▶ **Task requirements**:
Reproduce all of the data exactly.

Collected data:

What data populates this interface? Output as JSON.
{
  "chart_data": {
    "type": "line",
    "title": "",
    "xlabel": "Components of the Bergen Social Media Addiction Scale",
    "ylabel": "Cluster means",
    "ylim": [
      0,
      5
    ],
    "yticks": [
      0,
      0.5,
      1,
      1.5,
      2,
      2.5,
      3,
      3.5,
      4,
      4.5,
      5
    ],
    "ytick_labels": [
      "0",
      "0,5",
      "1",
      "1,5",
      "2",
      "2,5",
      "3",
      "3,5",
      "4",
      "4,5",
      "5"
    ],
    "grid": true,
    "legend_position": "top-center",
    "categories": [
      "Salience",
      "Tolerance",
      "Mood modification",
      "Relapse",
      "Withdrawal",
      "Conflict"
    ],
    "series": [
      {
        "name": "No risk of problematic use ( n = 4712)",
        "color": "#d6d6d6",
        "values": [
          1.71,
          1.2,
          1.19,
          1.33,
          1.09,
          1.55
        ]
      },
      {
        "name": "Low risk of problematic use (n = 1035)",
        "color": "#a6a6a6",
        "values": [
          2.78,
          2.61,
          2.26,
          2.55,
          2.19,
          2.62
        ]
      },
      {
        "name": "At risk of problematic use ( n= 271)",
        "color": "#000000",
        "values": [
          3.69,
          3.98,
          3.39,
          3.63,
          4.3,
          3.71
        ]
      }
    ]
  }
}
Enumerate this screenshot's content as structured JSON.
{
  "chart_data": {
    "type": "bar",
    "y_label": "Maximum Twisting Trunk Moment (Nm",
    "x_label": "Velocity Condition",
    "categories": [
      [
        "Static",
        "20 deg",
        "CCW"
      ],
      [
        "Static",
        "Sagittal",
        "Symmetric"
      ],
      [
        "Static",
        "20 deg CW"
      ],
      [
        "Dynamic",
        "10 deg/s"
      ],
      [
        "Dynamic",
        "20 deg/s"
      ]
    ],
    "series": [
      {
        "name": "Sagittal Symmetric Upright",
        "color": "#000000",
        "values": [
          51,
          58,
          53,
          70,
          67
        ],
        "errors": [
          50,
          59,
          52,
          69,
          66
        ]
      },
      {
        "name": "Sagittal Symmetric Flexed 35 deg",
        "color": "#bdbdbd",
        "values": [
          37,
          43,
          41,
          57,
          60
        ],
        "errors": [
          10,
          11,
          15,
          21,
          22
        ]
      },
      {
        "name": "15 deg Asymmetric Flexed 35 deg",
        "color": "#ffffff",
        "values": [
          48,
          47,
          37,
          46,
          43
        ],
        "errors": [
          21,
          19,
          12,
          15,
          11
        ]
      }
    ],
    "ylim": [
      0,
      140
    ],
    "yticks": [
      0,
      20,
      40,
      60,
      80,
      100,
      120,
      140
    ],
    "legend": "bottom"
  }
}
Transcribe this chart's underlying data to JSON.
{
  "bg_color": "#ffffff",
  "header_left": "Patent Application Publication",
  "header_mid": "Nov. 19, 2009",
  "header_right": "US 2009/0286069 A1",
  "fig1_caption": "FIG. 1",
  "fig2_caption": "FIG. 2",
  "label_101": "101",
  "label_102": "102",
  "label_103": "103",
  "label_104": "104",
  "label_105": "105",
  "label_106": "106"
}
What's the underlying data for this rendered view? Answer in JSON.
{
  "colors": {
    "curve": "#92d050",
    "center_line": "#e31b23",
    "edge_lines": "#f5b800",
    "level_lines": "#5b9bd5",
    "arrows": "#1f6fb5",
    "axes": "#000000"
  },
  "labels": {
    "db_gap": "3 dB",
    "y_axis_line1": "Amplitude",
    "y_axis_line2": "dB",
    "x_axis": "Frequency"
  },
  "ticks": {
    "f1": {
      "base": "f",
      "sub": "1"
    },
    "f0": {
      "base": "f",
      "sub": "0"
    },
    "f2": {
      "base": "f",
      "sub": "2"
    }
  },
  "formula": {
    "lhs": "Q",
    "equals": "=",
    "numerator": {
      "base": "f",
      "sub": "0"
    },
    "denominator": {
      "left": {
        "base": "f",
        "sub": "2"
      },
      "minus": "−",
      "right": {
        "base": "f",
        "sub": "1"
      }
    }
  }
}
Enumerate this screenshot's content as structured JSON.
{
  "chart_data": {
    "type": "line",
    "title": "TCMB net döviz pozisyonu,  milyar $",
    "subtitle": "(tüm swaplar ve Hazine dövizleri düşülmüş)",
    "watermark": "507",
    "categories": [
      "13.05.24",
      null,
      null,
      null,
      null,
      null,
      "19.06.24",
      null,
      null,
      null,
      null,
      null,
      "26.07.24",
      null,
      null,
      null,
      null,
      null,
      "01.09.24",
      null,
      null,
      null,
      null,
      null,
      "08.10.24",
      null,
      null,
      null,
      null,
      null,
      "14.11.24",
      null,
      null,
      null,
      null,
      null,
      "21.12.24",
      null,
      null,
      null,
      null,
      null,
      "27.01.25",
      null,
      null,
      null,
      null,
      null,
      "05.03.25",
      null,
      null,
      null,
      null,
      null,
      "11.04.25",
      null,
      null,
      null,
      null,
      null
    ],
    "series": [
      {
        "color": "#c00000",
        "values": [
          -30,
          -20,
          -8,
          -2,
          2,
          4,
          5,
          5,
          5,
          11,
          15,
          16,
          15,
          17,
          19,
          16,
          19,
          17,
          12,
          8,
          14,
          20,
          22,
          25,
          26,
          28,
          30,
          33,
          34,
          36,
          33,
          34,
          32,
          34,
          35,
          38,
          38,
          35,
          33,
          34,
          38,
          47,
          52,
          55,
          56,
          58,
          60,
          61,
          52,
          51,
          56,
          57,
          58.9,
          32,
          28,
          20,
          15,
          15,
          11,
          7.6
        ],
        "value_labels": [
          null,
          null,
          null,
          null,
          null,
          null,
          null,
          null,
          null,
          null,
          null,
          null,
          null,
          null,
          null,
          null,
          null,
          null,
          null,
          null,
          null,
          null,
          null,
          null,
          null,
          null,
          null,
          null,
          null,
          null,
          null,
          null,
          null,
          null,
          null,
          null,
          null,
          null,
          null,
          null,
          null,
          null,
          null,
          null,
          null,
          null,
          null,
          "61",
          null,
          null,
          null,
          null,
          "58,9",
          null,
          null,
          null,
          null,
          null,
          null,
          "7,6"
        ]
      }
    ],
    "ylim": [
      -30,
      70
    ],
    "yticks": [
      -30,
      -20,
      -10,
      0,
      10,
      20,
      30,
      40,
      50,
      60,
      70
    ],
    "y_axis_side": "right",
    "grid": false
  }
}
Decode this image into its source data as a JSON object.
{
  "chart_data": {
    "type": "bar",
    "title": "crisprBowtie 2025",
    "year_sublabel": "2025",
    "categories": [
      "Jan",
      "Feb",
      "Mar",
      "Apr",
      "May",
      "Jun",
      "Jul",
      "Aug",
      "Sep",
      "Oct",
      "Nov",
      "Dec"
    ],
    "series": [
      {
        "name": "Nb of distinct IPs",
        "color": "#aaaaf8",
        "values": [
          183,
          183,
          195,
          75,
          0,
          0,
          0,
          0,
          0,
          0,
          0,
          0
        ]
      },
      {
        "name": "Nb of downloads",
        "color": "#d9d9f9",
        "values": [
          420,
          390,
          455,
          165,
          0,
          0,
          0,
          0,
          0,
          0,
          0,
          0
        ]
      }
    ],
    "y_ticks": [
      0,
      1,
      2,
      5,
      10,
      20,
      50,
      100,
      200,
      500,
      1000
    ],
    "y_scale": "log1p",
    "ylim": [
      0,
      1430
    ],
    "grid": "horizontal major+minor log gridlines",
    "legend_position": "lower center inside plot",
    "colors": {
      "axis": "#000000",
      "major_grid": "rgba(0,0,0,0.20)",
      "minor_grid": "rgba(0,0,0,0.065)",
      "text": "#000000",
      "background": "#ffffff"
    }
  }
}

▶ **Reply to the exercise**:
What data populates this interface? Output as JSON.
{
  "chart_data": {
    "type": "line",
    "title": "",
    "xlabel": "Components of the Bergen Social Media Addiction Scale",
    "ylabel": "Cluster means",
    "ylim": [
      0,
      5
    ],
    "yticks": [
      0,
      0.5,
      1,
      1.5,
      2,
      2.5,
      3,
      3.5,
      4,
      4.5,
      5
    ],
    "ytick_labels": [
      "0",
      "0,5",
      "1",
      "1,5",
      "2",
      "2,5",
      "3",
      "3,5",
      "4",
      "4,5",
      "5"
    ],
    "grid": true,
    "legend_position": "top-center",
    "categories": [
      "Salience",
      "Tolerance",
      "Mood modification",
      "Relapse",
      "Withdrawal",
      "Conflict"
    ],
    "series": [
      {
        "name": "No risk of problematic use ( n = 4712)",
        "color": "#d6d6d6",
        "values": [
          1.71,
          1.2,
          1.19,
          1.33,
          1.09,
          1.55
        ]
      },
      {
        "name": "Low risk of problematic use (n = 1035)",
        "color": "#a6a6a6",
        "values": [
          2.78,
          2.61,
          2.26,
          2.55,
          2.19,
          2.62
        ]
      },
      {
        "name": "At risk of problematic use ( n= 271)",
        "color": "#000000",
        "values": [
          3.69,
          3.98,
          3.39,
          3.63,
          4.3,
          3.71
        ]
      }
    ]
  }
}
Enumerate this screenshot's content as structured JSON.
{
  "chart_data": {
    "type": "bar",
    "y_label": "Maximum Twisting Trunk Moment (Nm",
    "x_label": "Velocity Condition",
    "categories": [
      [
        "Static",
        "20 deg",
        "CCW"
      ],
      [
        "Static",
        "Sagittal",
        "Symmetric"
      ],
      [
        "Static",
        "20 deg CW"
      ],
      [
        "Dynamic",
        "10 deg/s"
      ],
      [
        "Dynamic",
        "20 deg/s"
      ]
    ],
    "series": [
      {
        "name": "Sagittal Symmetric Upright",
        "color": "#000000",
        "values": [
          51,
          58,
          53,
          70,
          67
        ],
        "errors": [
          50,
          59,
          52,
          69,
          66
        ]
      },
      {
        "name": "Sagittal Symmetric Flexed 35 deg",
        "color": "#bdbdbd",
        "values": [
          37,
          43,
          41,
          57,
          60
        ],
        "errors": [
          10,
          11,
          15,
          21,
          22
        ]
      },
      {
        "name": "15 deg Asymmetric Flexed 35 deg",
        "color": "#ffffff",
        "values": [
          48,
          47,
          37,
          46,
          43
        ],
        "errors": [
          21,
          19,
          12,
          15,
          11
        ]
      }
    ],
    "ylim": [
      0,
      140
    ],
    "yticks": [
      0,
      20,
      40,
      60,
      80,
      100,
      120,
      140
    ],
    "legend": "bottom"
  }
}
Transcribe this chart's underlying data to JSON.
{
  "bg_color": "#ffffff",
  "header_left": "Patent Application Publication",
  "header_mid": "Nov. 19, 2009",
  "header_right": "US 2009/0286069 A1",
  "fig1_caption": "FIG. 1",
  "fig2_caption": "FIG. 2",
  "label_101": "101",
  "label_102": "102",
  "label_103": "103",
  "label_104": "104",
  "label_105": "105",
  "label_106": "106"
}
What's the underlying data for this rendered view? Answer in JSON.
{
  "colors": {
    "curve": "#92d050",
    "center_line": "#e31b23",
    "edge_lines": "#f5b800",
    "level_lines": "#5b9bd5",
    "arrows": "#1f6fb5",
    "axes": "#000000"
  },
  "labels": {
    "db_gap": "3 dB",
    "y_axis_line1": "Amplitude",
    "y_axis_line2": "dB",
    "x_axis": "Frequency"
  },
  "ticks": {
    "f1": {
      "base": "f",
      "sub": "1"
    },
    "f0": {
      "base": "f",
      "sub": "0"
    },
    "f2": {
      "base": "f",
      "sub": "2"
    }
  },
  "formula": {
    "lhs": "Q",
    "equals": "=",
    "numerator": {
      "base": "f",
      "sub": "0"
    },
    "denominator": {
      "left": {
        "base": "f",
        "sub": "2"
      },
      "minus": "−",
      "right": {
        "base": "f",
        "sub": "1"
      }
    }
  }
}
Enumerate this screenshot's content as structured JSON.
{
  "chart_data": {
    "type": "line",
    "title": "TCMB net döviz pozisyonu,  milyar $",
    "subtitle": "(tüm swaplar ve Hazine dövizleri düşülmüş)",
    "watermark": "507",
    "categories": [
      "13.05.24",
      null,
      null,
      null,
      null,
      null,
      "19.06.24",
      null,
      null,
      null,
      null,
      null,
      "26.07.24",
      null,
      null,
      null,
      null,
      null,
      "01.09.24",
      null,
      null,
      null,
      null,
      null,
      "08.10.24",
      null,
      null,
      null,
      null,
      null,
      "14.11.24",
      null,
      null,
      null,
      null,
      null,
      "21.12.24",
      null,
      null,
      null,
      null,
      null,
      "27.01.25",
      null,
      null,
      null,
      null,
      null,
      "05.03.25",
      null,
      null,
      null,
      null,
      null,
      "11.04.25",
      null,
      null,
      null,
      null,
      null
    ],
    "series": [
      {
        "color": "#c00000",
        "values": [
          -30,
          -20,
          -8,
          -2,
          2,
          4,
          5,
          5,
          5,
          11,
          15,
          16,
          15,
          17,
          19,
          16,
          19,
          17,
          12,
          8,
          14,
          20,
          22,
          25,
          26,
          28,
          30,
          33,
          34,
          36,
          33,
          34,
          32,
          34,
          35,
          38,
          38,
          35,
          33,
          34,
          38,
          47,
          52,
          55,
          56,
          58,
          60,
          61,
          52,
          51,
          56,
          57,
          58.9,
          32,
          28,
          20,
          15,
          15,
          11,
          7.6
        ],
        "value_labels": [
          null,
          null,
          null,
          null,
          null,
          null,
          null,
          null,
          null,
          null,
          null,
          null,
          null,
          null,
          null,
          null,
          null,
          null,
          null,
          null,
          null,
          null,
          null,
          null,
          null,
          null,
          null,
          null,
          null,
          null,
          null,
          null,
          null,
          null,
          null,
          null,
          null,
          null,
          null,
          null,
          null,
          null,
          null,
          null,
          null,
          null,
          null,
          "61",
          null,
          null,
          null,
          null,
          "58,9",
          null,
          null,
          null,
          null,
          null,
          null,
          "7,6"
        ]
      }
    ],
    "ylim": [
      -30,
      70
    ],
    "yticks": [
      -30,
      -20,
      -10,
      0,
      10,
      20,
      30,
      40,
      50,
      60,
      70
    ],
    "y_axis_side": "right",
    "grid": false
  }
}
Decode this image into its source data as a JSON object.
{
  "chart_data": {
    "type": "bar",
    "title": "crisprBowtie 2025",
    "year_sublabel": "2025",
    "categories": [
      "Jan",
      "Feb",
      "Mar",
      "Apr",
      "May",
      "Jun",
      "Jul",
      "Aug",
      "Sep",
      "Oct",
      "Nov",
      "Dec"
    ],
    "series": [
      {
        "name": "Nb of distinct IPs",
        "color": "#aaaaf8",
        "values": [
          183,
          183,
          195,
          75,
          0,
          0,
          0,
          0,
          0,
          0,
          0,
          0
        ]
      },
      {
        "name": "Nb of downloads",
        "color": "#d9d9f9",
        "values": [
          420,
          390,
          455,
          165,
          0,
          0,
          0,
          0,
          0,
          0,
          0,
          0
        ]
      }
    ],
    "y_ticks": [
      0,
      1,
      2,
      5,
      10,
      20,
      50,
      100,
      200,
      500,
      1000
    ],
    "y_scale": "log1p",
    "ylim": [
      0,
      1430
    ],
    "grid": "horizontal major+minor log gridlines",
    "legend_position": "lower center inside plot",
    "colors": {
      "axis": "#000000",
      "major_grid": "rgba(0,0,0,0.20)",
      "minor_grid": "rgba(0,0,0,0.065)",
      "text": "#000000",
      "background": "#ffffff"
    }
  }
}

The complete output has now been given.